INSTRUCTION. Where does the string "Telef" appear? Copy every line of the entries below that holds it.

MATERIAL SHOWN.
* * *

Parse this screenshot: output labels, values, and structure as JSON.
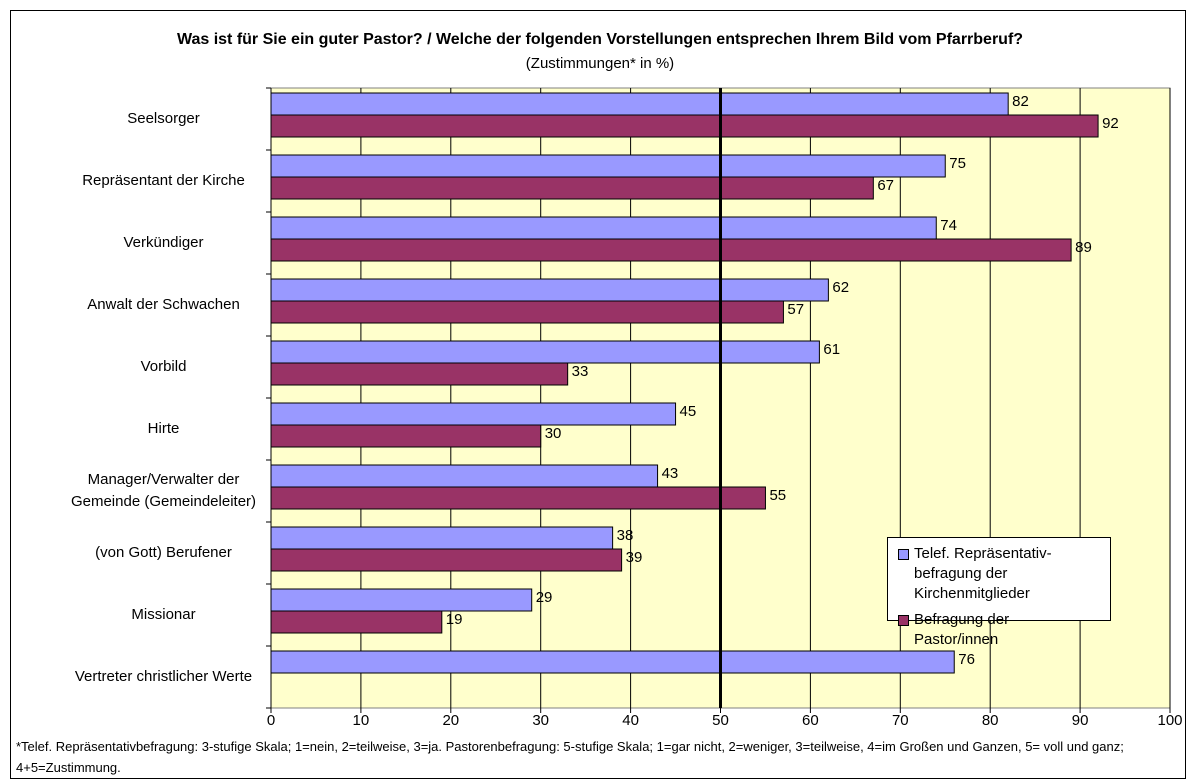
{
  "chart_data": {
    "type": "bar",
    "orientation": "horizontal",
    "title": "Was ist für Sie ein guter Pastor? / Welche der folgenden Vorstellungen entsprechen Ihrem Bild vom Pfarrberuf?",
    "subtitle": "(Zustimmungen* in %)",
    "categories": [
      "Seelsorger",
      "Repräsentant der Kirche",
      "Verkündiger",
      "Anwalt der Schwachen",
      "Vorbild",
      "Hirte",
      "Manager/Verwalter der Gemeinde (Gemeindeleiter)",
      "(von Gott) Berufener",
      "Missionar",
      "Vertreter christlicher Werte"
    ],
    "series": [
      {
        "name": "Telef. Repräsentativ-befragung der Kirchenmitglieder",
        "color": "#9999ff",
        "values": [
          82,
          75,
          74,
          62,
          61,
          45,
          43,
          38,
          29,
          76
        ]
      },
      {
        "name": "Befragung der Pastor/innen",
        "color": "#993366",
        "values": [
          92,
          67,
          89,
          57,
          33,
          30,
          55,
          39,
          19,
          null
        ]
      }
    ],
    "xlim": [
      0,
      100
    ],
    "xticks": [
      0,
      10,
      20,
      30,
      40,
      50,
      60,
      70,
      80,
      90,
      100
    ],
    "grid": true,
    "reference_line": 50,
    "legend": "right",
    "footnote": "*Telef. Repräsentativbefragung: 3-stufige Skala; 1=nein, 2=teilweise, 3=ja. Pastorenbefragung: 5-stufige Skala; 1=gar nicht, 2=weniger, 3=teilweise, 4=im Großen und Ganzen, 5= voll und ganz; 4+5=Zustimmung."
  }
}
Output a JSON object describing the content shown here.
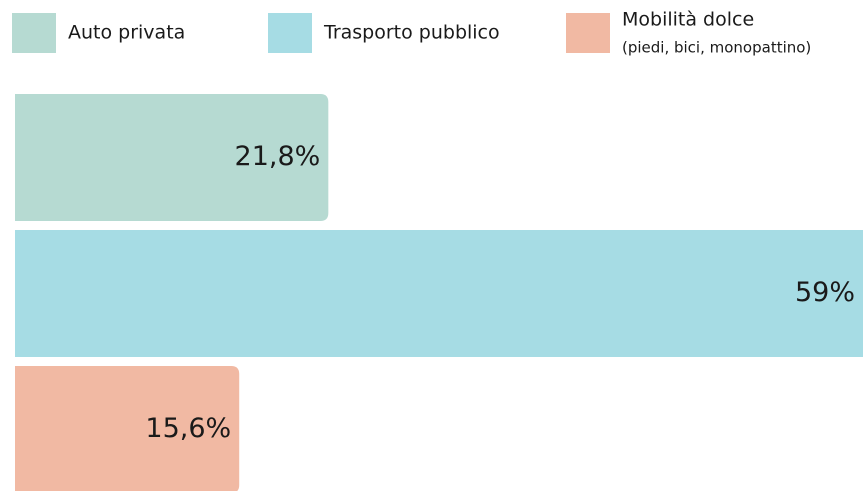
{
  "chart_data": {
    "type": "bar",
    "orientation": "horizontal",
    "series": [
      {
        "name": "Auto privata",
        "color": "#b6dad2",
        "values": [
          21.8
        ],
        "value_labels": [
          "21,8%"
        ]
      },
      {
        "name": "Trasporto pubblico",
        "color": "#a6dce4",
        "values": [
          59
        ],
        "value_labels": [
          "59%"
        ]
      },
      {
        "name": "Mobilità dolce",
        "note": "(piedi, bici, monopattino)",
        "color": "#f1b9a3",
        "values": [
          15.6
        ],
        "value_labels": [
          "15,6%"
        ]
      }
    ]
  }
}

* * *

COMPLETE OUTPUT.
        "name": "Telef. Repräsentativ-befragung der Kirchenmitglieder",
    "footnote": "*Telef. Repräsentativbefragung: 3-stufige Skala; 1=nein, 2=teilweise, 3=ja. Pastorenbefragung: 5-stufige Skala; 1=gar nicht, 2=weniger, 3=teilweise, 4=im Großen und Ganzen, 5= voll und ganz; 4+5=Zustimmung."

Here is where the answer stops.